◆ TASK BRIEF
Every record should be repeated exactly, except that pictures are left out.

◆ STORED ROWS

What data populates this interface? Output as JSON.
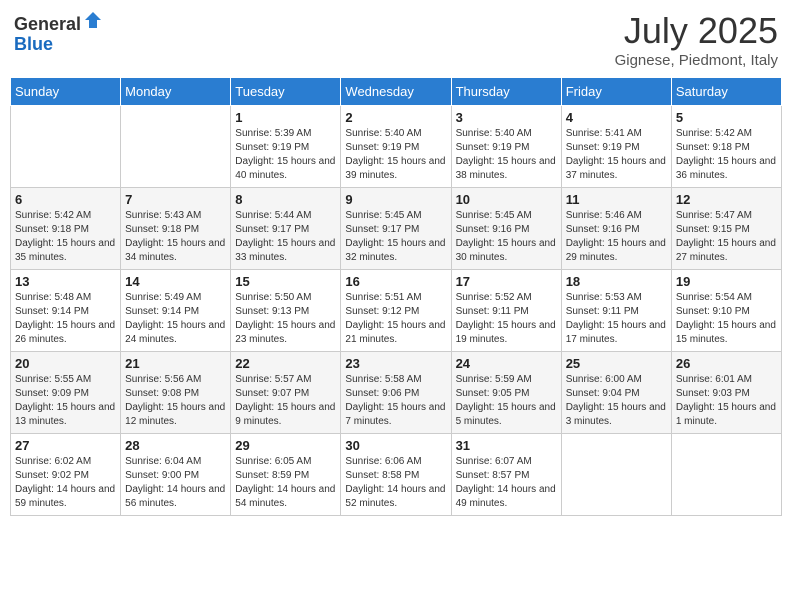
{
  "logo": {
    "general": "General",
    "blue": "Blue"
  },
  "header": {
    "month": "July 2025",
    "location": "Gignese, Piedmont, Italy"
  },
  "weekdays": [
    "Sunday",
    "Monday",
    "Tuesday",
    "Wednesday",
    "Thursday",
    "Friday",
    "Saturday"
  ],
  "weeks": [
    [
      {
        "day": "",
        "sunrise": "",
        "sunset": "",
        "daylight": ""
      },
      {
        "day": "",
        "sunrise": "",
        "sunset": "",
        "daylight": ""
      },
      {
        "day": "1",
        "sunrise": "Sunrise: 5:39 AM",
        "sunset": "Sunset: 9:19 PM",
        "daylight": "Daylight: 15 hours and 40 minutes."
      },
      {
        "day": "2",
        "sunrise": "Sunrise: 5:40 AM",
        "sunset": "Sunset: 9:19 PM",
        "daylight": "Daylight: 15 hours and 39 minutes."
      },
      {
        "day": "3",
        "sunrise": "Sunrise: 5:40 AM",
        "sunset": "Sunset: 9:19 PM",
        "daylight": "Daylight: 15 hours and 38 minutes."
      },
      {
        "day": "4",
        "sunrise": "Sunrise: 5:41 AM",
        "sunset": "Sunset: 9:19 PM",
        "daylight": "Daylight: 15 hours and 37 minutes."
      },
      {
        "day": "5",
        "sunrise": "Sunrise: 5:42 AM",
        "sunset": "Sunset: 9:18 PM",
        "daylight": "Daylight: 15 hours and 36 minutes."
      }
    ],
    [
      {
        "day": "6",
        "sunrise": "Sunrise: 5:42 AM",
        "sunset": "Sunset: 9:18 PM",
        "daylight": "Daylight: 15 hours and 35 minutes."
      },
      {
        "day": "7",
        "sunrise": "Sunrise: 5:43 AM",
        "sunset": "Sunset: 9:18 PM",
        "daylight": "Daylight: 15 hours and 34 minutes."
      },
      {
        "day": "8",
        "sunrise": "Sunrise: 5:44 AM",
        "sunset": "Sunset: 9:17 PM",
        "daylight": "Daylight: 15 hours and 33 minutes."
      },
      {
        "day": "9",
        "sunrise": "Sunrise: 5:45 AM",
        "sunset": "Sunset: 9:17 PM",
        "daylight": "Daylight: 15 hours and 32 minutes."
      },
      {
        "day": "10",
        "sunrise": "Sunrise: 5:45 AM",
        "sunset": "Sunset: 9:16 PM",
        "daylight": "Daylight: 15 hours and 30 minutes."
      },
      {
        "day": "11",
        "sunrise": "Sunrise: 5:46 AM",
        "sunset": "Sunset: 9:16 PM",
        "daylight": "Daylight: 15 hours and 29 minutes."
      },
      {
        "day": "12",
        "sunrise": "Sunrise: 5:47 AM",
        "sunset": "Sunset: 9:15 PM",
        "daylight": "Daylight: 15 hours and 27 minutes."
      }
    ],
    [
      {
        "day": "13",
        "sunrise": "Sunrise: 5:48 AM",
        "sunset": "Sunset: 9:14 PM",
        "daylight": "Daylight: 15 hours and 26 minutes."
      },
      {
        "day": "14",
        "sunrise": "Sunrise: 5:49 AM",
        "sunset": "Sunset: 9:14 PM",
        "daylight": "Daylight: 15 hours and 24 minutes."
      },
      {
        "day": "15",
        "sunrise": "Sunrise: 5:50 AM",
        "sunset": "Sunset: 9:13 PM",
        "daylight": "Daylight: 15 hours and 23 minutes."
      },
      {
        "day": "16",
        "sunrise": "Sunrise: 5:51 AM",
        "sunset": "Sunset: 9:12 PM",
        "daylight": "Daylight: 15 hours and 21 minutes."
      },
      {
        "day": "17",
        "sunrise": "Sunrise: 5:52 AM",
        "sunset": "Sunset: 9:11 PM",
        "daylight": "Daylight: 15 hours and 19 minutes."
      },
      {
        "day": "18",
        "sunrise": "Sunrise: 5:53 AM",
        "sunset": "Sunset: 9:11 PM",
        "daylight": "Daylight: 15 hours and 17 minutes."
      },
      {
        "day": "19",
        "sunrise": "Sunrise: 5:54 AM",
        "sunset": "Sunset: 9:10 PM",
        "daylight": "Daylight: 15 hours and 15 minutes."
      }
    ],
    [
      {
        "day": "20",
        "sunrise": "Sunrise: 5:55 AM",
        "sunset": "Sunset: 9:09 PM",
        "daylight": "Daylight: 15 hours and 13 minutes."
      },
      {
        "day": "21",
        "sunrise": "Sunrise: 5:56 AM",
        "sunset": "Sunset: 9:08 PM",
        "daylight": "Daylight: 15 hours and 12 minutes."
      },
      {
        "day": "22",
        "sunrise": "Sunrise: 5:57 AM",
        "sunset": "Sunset: 9:07 PM",
        "daylight": "Daylight: 15 hours and 9 minutes."
      },
      {
        "day": "23",
        "sunrise": "Sunrise: 5:58 AM",
        "sunset": "Sunset: 9:06 PM",
        "daylight": "Daylight: 15 hours and 7 minutes."
      },
      {
        "day": "24",
        "sunrise": "Sunrise: 5:59 AM",
        "sunset": "Sunset: 9:05 PM",
        "daylight": "Daylight: 15 hours and 5 minutes."
      },
      {
        "day": "25",
        "sunrise": "Sunrise: 6:00 AM",
        "sunset": "Sunset: 9:04 PM",
        "daylight": "Daylight: 15 hours and 3 minutes."
      },
      {
        "day": "26",
        "sunrise": "Sunrise: 6:01 AM",
        "sunset": "Sunset: 9:03 PM",
        "daylight": "Daylight: 15 hours and 1 minute."
      }
    ],
    [
      {
        "day": "27",
        "sunrise": "Sunrise: 6:02 AM",
        "sunset": "Sunset: 9:02 PM",
        "daylight": "Daylight: 14 hours and 59 minutes."
      },
      {
        "day": "28",
        "sunrise": "Sunrise: 6:04 AM",
        "sunset": "Sunset: 9:00 PM",
        "daylight": "Daylight: 14 hours and 56 minutes."
      },
      {
        "day": "29",
        "sunrise": "Sunrise: 6:05 AM",
        "sunset": "Sunset: 8:59 PM",
        "daylight": "Daylight: 14 hours and 54 minutes."
      },
      {
        "day": "30",
        "sunrise": "Sunrise: 6:06 AM",
        "sunset": "Sunset: 8:58 PM",
        "daylight": "Daylight: 14 hours and 52 minutes."
      },
      {
        "day": "31",
        "sunrise": "Sunrise: 6:07 AM",
        "sunset": "Sunset: 8:57 PM",
        "daylight": "Daylight: 14 hours and 49 minutes."
      },
      {
        "day": "",
        "sunrise": "",
        "sunset": "",
        "daylight": ""
      },
      {
        "day": "",
        "sunrise": "",
        "sunset": "",
        "daylight": ""
      }
    ]
  ]
}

◆ ANSWER TO THIS PROBLEM
What data populates this interface? Output as JSON.
{
  "logo": {
    "general": "General",
    "blue": "Blue"
  },
  "header": {
    "month": "July 2025",
    "location": "Gignese, Piedmont, Italy"
  },
  "weekdays": [
    "Sunday",
    "Monday",
    "Tuesday",
    "Wednesday",
    "Thursday",
    "Friday",
    "Saturday"
  ],
  "weeks": [
    [
      {
        "day": "",
        "sunrise": "",
        "sunset": "",
        "daylight": ""
      },
      {
        "day": "",
        "sunrise": "",
        "sunset": "",
        "daylight": ""
      },
      {
        "day": "1",
        "sunrise": "Sunrise: 5:39 AM",
        "sunset": "Sunset: 9:19 PM",
        "daylight": "Daylight: 15 hours and 40 minutes."
      },
      {
        "day": "2",
        "sunrise": "Sunrise: 5:40 AM",
        "sunset": "Sunset: 9:19 PM",
        "daylight": "Daylight: 15 hours and 39 minutes."
      },
      {
        "day": "3",
        "sunrise": "Sunrise: 5:40 AM",
        "sunset": "Sunset: 9:19 PM",
        "daylight": "Daylight: 15 hours and 38 minutes."
      },
      {
        "day": "4",
        "sunrise": "Sunrise: 5:41 AM",
        "sunset": "Sunset: 9:19 PM",
        "daylight": "Daylight: 15 hours and 37 minutes."
      },
      {
        "day": "5",
        "sunrise": "Sunrise: 5:42 AM",
        "sunset": "Sunset: 9:18 PM",
        "daylight": "Daylight: 15 hours and 36 minutes."
      }
    ],
    [
      {
        "day": "6",
        "sunrise": "Sunrise: 5:42 AM",
        "sunset": "Sunset: 9:18 PM",
        "daylight": "Daylight: 15 hours and 35 minutes."
      },
      {
        "day": "7",
        "sunrise": "Sunrise: 5:43 AM",
        "sunset": "Sunset: 9:18 PM",
        "daylight": "Daylight: 15 hours and 34 minutes."
      },
      {
        "day": "8",
        "sunrise": "Sunrise: 5:44 AM",
        "sunset": "Sunset: 9:17 PM",
        "daylight": "Daylight: 15 hours and 33 minutes."
      },
      {
        "day": "9",
        "sunrise": "Sunrise: 5:45 AM",
        "sunset": "Sunset: 9:17 PM",
        "daylight": "Daylight: 15 hours and 32 minutes."
      },
      {
        "day": "10",
        "sunrise": "Sunrise: 5:45 AM",
        "sunset": "Sunset: 9:16 PM",
        "daylight": "Daylight: 15 hours and 30 minutes."
      },
      {
        "day": "11",
        "sunrise": "Sunrise: 5:46 AM",
        "sunset": "Sunset: 9:16 PM",
        "daylight": "Daylight: 15 hours and 29 minutes."
      },
      {
        "day": "12",
        "sunrise": "Sunrise: 5:47 AM",
        "sunset": "Sunset: 9:15 PM",
        "daylight": "Daylight: 15 hours and 27 minutes."
      }
    ],
    [
      {
        "day": "13",
        "sunrise": "Sunrise: 5:48 AM",
        "sunset": "Sunset: 9:14 PM",
        "daylight": "Daylight: 15 hours and 26 minutes."
      },
      {
        "day": "14",
        "sunrise": "Sunrise: 5:49 AM",
        "sunset": "Sunset: 9:14 PM",
        "daylight": "Daylight: 15 hours and 24 minutes."
      },
      {
        "day": "15",
        "sunrise": "Sunrise: 5:50 AM",
        "sunset": "Sunset: 9:13 PM",
        "daylight": "Daylight: 15 hours and 23 minutes."
      },
      {
        "day": "16",
        "sunrise": "Sunrise: 5:51 AM",
        "sunset": "Sunset: 9:12 PM",
        "daylight": "Daylight: 15 hours and 21 minutes."
      },
      {
        "day": "17",
        "sunrise": "Sunrise: 5:52 AM",
        "sunset": "Sunset: 9:11 PM",
        "daylight": "Daylight: 15 hours and 19 minutes."
      },
      {
        "day": "18",
        "sunrise": "Sunrise: 5:53 AM",
        "sunset": "Sunset: 9:11 PM",
        "daylight": "Daylight: 15 hours and 17 minutes."
      },
      {
        "day": "19",
        "sunrise": "Sunrise: 5:54 AM",
        "sunset": "Sunset: 9:10 PM",
        "daylight": "Daylight: 15 hours and 15 minutes."
      }
    ],
    [
      {
        "day": "20",
        "sunrise": "Sunrise: 5:55 AM",
        "sunset": "Sunset: 9:09 PM",
        "daylight": "Daylight: 15 hours and 13 minutes."
      },
      {
        "day": "21",
        "sunrise": "Sunrise: 5:56 AM",
        "sunset": "Sunset: 9:08 PM",
        "daylight": "Daylight: 15 hours and 12 minutes."
      },
      {
        "day": "22",
        "sunrise": "Sunrise: 5:57 AM",
        "sunset": "Sunset: 9:07 PM",
        "daylight": "Daylight: 15 hours and 9 minutes."
      },
      {
        "day": "23",
        "sunrise": "Sunrise: 5:58 AM",
        "sunset": "Sunset: 9:06 PM",
        "daylight": "Daylight: 15 hours and 7 minutes."
      },
      {
        "day": "24",
        "sunrise": "Sunrise: 5:59 AM",
        "sunset": "Sunset: 9:05 PM",
        "daylight": "Daylight: 15 hours and 5 minutes."
      },
      {
        "day": "25",
        "sunrise": "Sunrise: 6:00 AM",
        "sunset": "Sunset: 9:04 PM",
        "daylight": "Daylight: 15 hours and 3 minutes."
      },
      {
        "day": "26",
        "sunrise": "Sunrise: 6:01 AM",
        "sunset": "Sunset: 9:03 PM",
        "daylight": "Daylight: 15 hours and 1 minute."
      }
    ],
    [
      {
        "day": "27",
        "sunrise": "Sunrise: 6:02 AM",
        "sunset": "Sunset: 9:02 PM",
        "daylight": "Daylight: 14 hours and 59 minutes."
      },
      {
        "day": "28",
        "sunrise": "Sunrise: 6:04 AM",
        "sunset": "Sunset: 9:00 PM",
        "daylight": "Daylight: 14 hours and 56 minutes."
      },
      {
        "day": "29",
        "sunrise": "Sunrise: 6:05 AM",
        "sunset": "Sunset: 8:59 PM",
        "daylight": "Daylight: 14 hours and 54 minutes."
      },
      {
        "day": "30",
        "sunrise": "Sunrise: 6:06 AM",
        "sunset": "Sunset: 8:58 PM",
        "daylight": "Daylight: 14 hours and 52 minutes."
      },
      {
        "day": "31",
        "sunrise": "Sunrise: 6:07 AM",
        "sunset": "Sunset: 8:57 PM",
        "daylight": "Daylight: 14 hours and 49 minutes."
      },
      {
        "day": "",
        "sunrise": "",
        "sunset": "",
        "daylight": ""
      },
      {
        "day": "",
        "sunrise": "",
        "sunset": "",
        "daylight": ""
      }
    ]
  ]
}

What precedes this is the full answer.